[Requirements] Type every record exactly as it appears.

[Material for this exercise]
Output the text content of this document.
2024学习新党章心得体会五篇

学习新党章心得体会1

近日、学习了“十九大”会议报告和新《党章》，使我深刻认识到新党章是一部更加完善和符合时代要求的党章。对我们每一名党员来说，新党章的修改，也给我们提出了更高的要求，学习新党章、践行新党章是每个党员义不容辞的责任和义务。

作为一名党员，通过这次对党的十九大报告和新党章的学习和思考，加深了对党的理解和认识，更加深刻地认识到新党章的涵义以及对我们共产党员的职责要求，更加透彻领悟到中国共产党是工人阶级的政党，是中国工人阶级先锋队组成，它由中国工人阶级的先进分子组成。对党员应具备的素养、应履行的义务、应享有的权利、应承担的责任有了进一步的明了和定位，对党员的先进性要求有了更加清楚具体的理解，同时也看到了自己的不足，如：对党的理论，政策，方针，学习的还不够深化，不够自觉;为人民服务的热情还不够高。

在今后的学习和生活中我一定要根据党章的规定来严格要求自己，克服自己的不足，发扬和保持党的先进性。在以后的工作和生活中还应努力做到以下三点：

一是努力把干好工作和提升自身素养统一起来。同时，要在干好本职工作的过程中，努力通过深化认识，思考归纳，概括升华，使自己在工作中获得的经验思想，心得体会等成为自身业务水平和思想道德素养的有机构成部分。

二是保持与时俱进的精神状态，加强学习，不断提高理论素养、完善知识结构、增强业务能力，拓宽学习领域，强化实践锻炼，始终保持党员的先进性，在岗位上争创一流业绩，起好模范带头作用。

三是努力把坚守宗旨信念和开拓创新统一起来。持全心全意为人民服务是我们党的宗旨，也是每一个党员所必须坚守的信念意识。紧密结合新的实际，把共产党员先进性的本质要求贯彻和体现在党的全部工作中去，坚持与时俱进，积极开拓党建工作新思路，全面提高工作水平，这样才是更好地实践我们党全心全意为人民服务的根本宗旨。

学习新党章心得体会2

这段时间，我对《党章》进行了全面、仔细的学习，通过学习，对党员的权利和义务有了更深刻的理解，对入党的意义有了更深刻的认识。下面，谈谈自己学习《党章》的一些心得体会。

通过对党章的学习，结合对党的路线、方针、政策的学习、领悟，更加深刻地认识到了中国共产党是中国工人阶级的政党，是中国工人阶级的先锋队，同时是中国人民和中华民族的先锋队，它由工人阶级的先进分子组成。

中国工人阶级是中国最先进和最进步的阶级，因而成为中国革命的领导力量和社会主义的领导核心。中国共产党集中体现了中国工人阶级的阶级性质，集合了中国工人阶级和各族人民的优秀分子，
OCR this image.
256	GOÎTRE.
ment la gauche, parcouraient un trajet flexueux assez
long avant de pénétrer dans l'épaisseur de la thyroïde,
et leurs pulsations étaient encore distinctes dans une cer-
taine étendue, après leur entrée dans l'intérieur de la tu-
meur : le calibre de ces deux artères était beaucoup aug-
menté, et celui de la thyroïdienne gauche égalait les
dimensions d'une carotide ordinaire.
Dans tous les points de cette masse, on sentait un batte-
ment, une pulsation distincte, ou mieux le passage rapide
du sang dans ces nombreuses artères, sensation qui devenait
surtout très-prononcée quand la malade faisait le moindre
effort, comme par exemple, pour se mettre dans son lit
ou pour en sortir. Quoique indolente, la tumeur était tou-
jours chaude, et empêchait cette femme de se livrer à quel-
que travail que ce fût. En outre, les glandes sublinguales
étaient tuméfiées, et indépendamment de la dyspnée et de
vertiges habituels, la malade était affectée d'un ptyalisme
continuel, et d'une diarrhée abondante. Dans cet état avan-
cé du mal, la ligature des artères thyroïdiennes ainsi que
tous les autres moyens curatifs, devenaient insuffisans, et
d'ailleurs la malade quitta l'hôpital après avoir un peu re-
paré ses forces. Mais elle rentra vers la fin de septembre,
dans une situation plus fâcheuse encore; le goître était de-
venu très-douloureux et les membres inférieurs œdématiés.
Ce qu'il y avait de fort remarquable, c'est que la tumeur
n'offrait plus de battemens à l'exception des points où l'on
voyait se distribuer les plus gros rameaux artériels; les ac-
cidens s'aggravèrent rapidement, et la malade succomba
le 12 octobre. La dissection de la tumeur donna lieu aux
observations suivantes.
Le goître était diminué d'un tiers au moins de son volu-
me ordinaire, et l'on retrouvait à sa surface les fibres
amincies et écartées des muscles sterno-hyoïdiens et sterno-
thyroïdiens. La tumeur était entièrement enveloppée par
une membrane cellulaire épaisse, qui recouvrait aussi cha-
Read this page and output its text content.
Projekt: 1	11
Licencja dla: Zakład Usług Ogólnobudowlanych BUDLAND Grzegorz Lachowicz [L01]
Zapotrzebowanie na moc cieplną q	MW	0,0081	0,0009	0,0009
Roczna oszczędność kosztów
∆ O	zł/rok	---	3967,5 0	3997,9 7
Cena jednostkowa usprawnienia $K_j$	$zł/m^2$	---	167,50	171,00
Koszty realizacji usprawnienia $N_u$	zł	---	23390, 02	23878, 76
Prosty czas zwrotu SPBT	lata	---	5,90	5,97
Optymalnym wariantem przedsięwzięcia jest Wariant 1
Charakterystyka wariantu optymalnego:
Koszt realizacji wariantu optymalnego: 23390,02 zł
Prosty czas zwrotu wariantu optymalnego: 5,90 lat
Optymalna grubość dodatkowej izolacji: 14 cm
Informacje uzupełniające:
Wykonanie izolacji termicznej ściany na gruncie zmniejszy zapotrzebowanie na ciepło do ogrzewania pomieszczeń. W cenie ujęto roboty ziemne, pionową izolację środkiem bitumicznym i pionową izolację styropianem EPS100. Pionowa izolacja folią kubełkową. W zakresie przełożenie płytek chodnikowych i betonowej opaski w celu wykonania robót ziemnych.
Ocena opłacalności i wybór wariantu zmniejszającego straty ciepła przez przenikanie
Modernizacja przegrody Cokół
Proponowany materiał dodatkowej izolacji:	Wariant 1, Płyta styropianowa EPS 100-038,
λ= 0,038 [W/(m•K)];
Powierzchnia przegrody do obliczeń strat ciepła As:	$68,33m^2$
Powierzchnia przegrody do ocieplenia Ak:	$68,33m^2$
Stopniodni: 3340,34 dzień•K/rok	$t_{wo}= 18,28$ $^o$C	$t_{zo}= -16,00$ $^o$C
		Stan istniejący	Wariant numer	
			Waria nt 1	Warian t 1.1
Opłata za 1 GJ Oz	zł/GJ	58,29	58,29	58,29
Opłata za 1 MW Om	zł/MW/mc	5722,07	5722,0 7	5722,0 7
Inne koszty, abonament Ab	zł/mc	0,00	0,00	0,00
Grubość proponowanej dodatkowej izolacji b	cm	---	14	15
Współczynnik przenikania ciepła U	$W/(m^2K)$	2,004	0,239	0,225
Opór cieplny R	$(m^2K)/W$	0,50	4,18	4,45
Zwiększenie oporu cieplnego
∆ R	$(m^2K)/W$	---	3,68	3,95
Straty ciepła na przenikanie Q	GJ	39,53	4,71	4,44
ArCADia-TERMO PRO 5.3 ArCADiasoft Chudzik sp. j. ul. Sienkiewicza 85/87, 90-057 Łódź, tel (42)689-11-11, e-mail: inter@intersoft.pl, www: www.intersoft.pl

[Answer to this task]
Output the text content of this document.
2024学习新党章心得体会五篇

学习新党章心得体会1

近日、学习了“十九大”会议报告和新《党章》，使我深刻认识到新党章是一部更加完善和符合时代要求的党章。对我们每一名党员来说，新党章的修改，也给我们提出了更高的要求，学习新党章、践行新党章是每个党员义不容辞的责任和义务。

作为一名党员，通过这次对党的十九大报告和新党章的学习和思考，加深了对党的理解和认识，更加深刻地认识到新党章的涵义以及对我们共产党员的职责要求，更加透彻领悟到中国共产党是工人阶级的政党，是中国工人阶级先锋队组成，它由中国工人阶级的先进分子组成。对党员应具备的素养、应履行的义务、应享有的权利、应承担的责任有了进一步的明了和定位，对党员的先进性要求有了更加清楚具体的理解，同时也看到了自己的不足，如：对党的理论，政策，方针，学习的还不够深化，不够自觉;为人民服务的热情还不够高。

在今后的学习和生活中我一定要根据党章的规定来严格要求自己，克服自己的不足，发扬和保持党的先进性。在以后的工作和生活中还应努力做到以下三点：

一是努力把干好工作和提升自身素养统一起来。同时，要在干好本职工作的过程中，努力通过深化认识，思考归纳，概括升华，使自己在工作中获得的经验思想，心得体会等成为自身业务水平和思想道德素养的有机构成部分。

二是保持与时俱进的精神状态，加强学习，不断提高理论素养、完善知识结构、增强业务能力，拓宽学习领域，强化实践锻炼，始终保持党员的先进性，在岗位上争创一流业绩，起好模范带头作用。

三是努力把坚守宗旨信念和开拓创新统一起来。持全心全意为人民服务是我们党的宗旨，也是每一个党员所必须坚守的信念意识。紧密结合新的实际，把共产党员先进性的本质要求贯彻和体现在党的全部工作中去，坚持与时俱进，积极开拓党建工作新思路，全面提高工作水平，这样才是更好地实践我们党全心全意为人民服务的根本宗旨。

学习新党章心得体会2

这段时间，我对《党章》进行了全面、仔细的学习，通过学习，对党员的权利和义务有了更深刻的理解，对入党的意义有了更深刻的认识。下面，谈谈自己学习《党章》的一些心得体会。

通过对党章的学习，结合对党的路线、方针、政策的学习、领悟，更加深刻地认识到了中国共产党是中国工人阶级的政党，是中国工人阶级的先锋队，同时是中国人民和中华民族的先锋队，它由工人阶级的先进分子组成。

中国工人阶级是中国最先进和最进步的阶级，因而成为中国革命的领导力量和社会主义的领导核心。中国共产党集中体现了中国工人阶级的阶级性质，集合了中国工人阶级和各族人民的优秀分子，
OCR this image.
256	GOÎTRE.
ment la gauche, parcouraient un trajet flexueux assez
long avant de pénétrer dans l'épaisseur de la thyroïde,
et leurs pulsations étaient encore distinctes dans une cer-
taine étendue, après leur entrée dans l'intérieur de la tu-
meur : le calibre de ces deux artères était beaucoup aug-
menté, et celui de la thyroïdienne gauche égalait les
dimensions d'une carotide ordinaire.
Dans tous les points de cette masse, on sentait un batte-
ment, une pulsation distincte, ou mieux le passage rapide
du sang dans ces nombreuses artères, sensation qui devenait
surtout très-prononcée quand la malade faisait le moindre
effort, comme par exemple, pour se mettre dans son lit
ou pour en sortir. Quoique indolente, la tumeur était tou-
jours chaude, et empêchait cette femme de se livrer à quel-
que travail que ce fût. En outre, les glandes sublinguales
étaient tuméfiées, et indépendamment de la dyspnée et de
vertiges habituels, la malade était affectée d'un ptyalisme
continuel, et d'une diarrhée abondante. Dans cet état avan-
cé du mal, la ligature des artères thyroïdiennes ainsi que
tous les autres moyens curatifs, devenaient insuffisans, et
d'ailleurs la malade quitta l'hôpital après avoir un peu re-
paré ses forces. Mais elle rentra vers la fin de septembre,
dans une situation plus fâcheuse encore; le goître était de-
venu très-douloureux et les membres inférieurs œdématiés.
Ce qu'il y avait de fort remarquable, c'est que la tumeur
n'offrait plus de battemens à l'exception des points où l'on
voyait se distribuer les plus gros rameaux artériels; les ac-
cidens s'aggravèrent rapidement, et la malade succomba
le 12 octobre. La dissection de la tumeur donna lieu aux
observations suivantes.
Le goître était diminué d'un tiers au moins de son volu-
me ordinaire, et l'on retrouvait à sa surface les fibres
amincies et écartées des muscles sterno-hyoïdiens et sterno-
thyroïdiens. La tumeur était entièrement enveloppée par
une membrane cellulaire épaisse, qui recouvrait aussi cha-
Read this page and output its text content.
Projekt: 1	11
Licencja dla: Zakład Usług Ogólnobudowlanych BUDLAND Grzegorz Lachowicz [L01]
Zapotrzebowanie na moc cieplną q	MW	0,0081	0,0009	0,0009
Roczna oszczędność kosztów
∆ O	zł/rok	---	3967,5 0	3997,9 7
Cena jednostkowa usprawnienia $K_j$	$zł/m^2$	---	167,50	171,00
Koszty realizacji usprawnienia $N_u$	zł	---	23390, 02	23878, 76
Prosty czas zwrotu SPBT	lata	---	5,90	5,97
Optymalnym wariantem przedsięwzięcia jest Wariant 1
Charakterystyka wariantu optymalnego:
Koszt realizacji wariantu optymalnego: 23390,02 zł
Prosty czas zwrotu wariantu optymalnego: 5,90 lat
Optymalna grubość dodatkowej izolacji: 14 cm
Informacje uzupełniające:
Wykonanie izolacji termicznej ściany na gruncie zmniejszy zapotrzebowanie na ciepło do ogrzewania pomieszczeń. W cenie ujęto roboty ziemne, pionową izolację środkiem bitumicznym i pionową izolację styropianem EPS100. Pionowa izolacja folią kubełkową. W zakresie przełożenie płytek chodnikowych i betonowej opaski w celu wykonania robót ziemnych.
Ocena opłacalności i wybór wariantu zmniejszającego straty ciepła przez przenikanie
Modernizacja przegrody Cokół
Proponowany materiał dodatkowej izolacji:	Wariant 1, Płyta styropianowa EPS 100-038,
λ= 0,038 [W/(m•K)];
Powierzchnia przegrody do obliczeń strat ciepła As:	$68,33m^2$
Powierzchnia przegrody do ocieplenia Ak:	$68,33m^2$
Stopniodni: 3340,34 dzień•K/rok	$t_{wo}= 18,28$ $^o$C	$t_{zo}= -16,00$ $^o$C
		Stan istniejący	Wariant numer	
			Waria nt 1	Warian t 1.1
Opłata za 1 GJ Oz	zł/GJ	58,29	58,29	58,29
Opłata za 1 MW Om	zł/MW/mc	5722,07	5722,0 7	5722,0 7
Inne koszty, abonament Ab	zł/mc	0,00	0,00	0,00
Grubość proponowanej dodatkowej izolacji b	cm	---	14	15
Współczynnik przenikania ciepła U	$W/(m^2K)$	2,004	0,239	0,225
Opór cieplny R	$(m^2K)/W$	0,50	4,18	4,45
Zwiększenie oporu cieplnego
∆ R	$(m^2K)/W$	---	3,68	3,95
Straty ciepła na przenikanie Q	GJ	39,53	4,71	4,44
ArCADia-TERMO PRO 5.3 ArCADiasoft Chudzik sp. j. ul. Sienkiewicza 85/87, 90-057 Łódź, tel (42)689-11-11, e-mail: inter@intersoft.pl, www: www.intersoft.pl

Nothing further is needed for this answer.